[Saved data entries]
::::

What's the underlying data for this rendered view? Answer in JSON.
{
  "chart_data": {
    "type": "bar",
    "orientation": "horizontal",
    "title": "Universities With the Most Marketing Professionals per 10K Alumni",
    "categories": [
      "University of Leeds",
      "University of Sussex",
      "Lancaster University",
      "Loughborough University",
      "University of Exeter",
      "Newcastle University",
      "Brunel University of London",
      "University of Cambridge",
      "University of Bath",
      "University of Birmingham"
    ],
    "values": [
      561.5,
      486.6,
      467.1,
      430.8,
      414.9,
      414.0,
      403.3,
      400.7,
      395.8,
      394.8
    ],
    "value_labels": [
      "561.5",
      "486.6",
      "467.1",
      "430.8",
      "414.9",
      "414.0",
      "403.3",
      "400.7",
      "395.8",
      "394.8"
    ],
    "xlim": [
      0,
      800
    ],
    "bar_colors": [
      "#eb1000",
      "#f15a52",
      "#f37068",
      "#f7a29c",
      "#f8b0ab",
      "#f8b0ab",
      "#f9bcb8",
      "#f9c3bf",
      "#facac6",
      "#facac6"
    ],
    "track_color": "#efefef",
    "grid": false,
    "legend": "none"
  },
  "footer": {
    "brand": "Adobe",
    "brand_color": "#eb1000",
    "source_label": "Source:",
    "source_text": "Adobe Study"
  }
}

::::

*What to do*: Output all of the material, please, exactly as it stands.

*Answer to the exercise*:
What's the underlying data for this rendered view? Answer in JSON.
{
  "chart_data": {
    "type": "bar",
    "orientation": "horizontal",
    "title": "Universities With the Most Marketing Professionals per 10K Alumni",
    "categories": [
      "University of Leeds",
      "University of Sussex",
      "Lancaster University",
      "Loughborough University",
      "University of Exeter",
      "Newcastle University",
      "Brunel University of London",
      "University of Cambridge",
      "University of Bath",
      "University of Birmingham"
    ],
    "values": [
      561.5,
      486.6,
      467.1,
      430.8,
      414.9,
      414.0,
      403.3,
      400.7,
      395.8,
      394.8
    ],
    "value_labels": [
      "561.5",
      "486.6",
      "467.1",
      "430.8",
      "414.9",
      "414.0",
      "403.3",
      "400.7",
      "395.8",
      "394.8"
    ],
    "xlim": [
      0,
      800
    ],
    "bar_colors": [
      "#eb1000",
      "#f15a52",
      "#f37068",
      "#f7a29c",
      "#f8b0ab",
      "#f8b0ab",
      "#f9bcb8",
      "#f9c3bf",
      "#facac6",
      "#facac6"
    ],
    "track_color": "#efefef",
    "grid": false,
    "legend": "none"
  },
  "footer": {
    "brand": "Adobe",
    "brand_color": "#eb1000",
    "source_label": "Source:",
    "source_text": "Adobe Study"
  }
}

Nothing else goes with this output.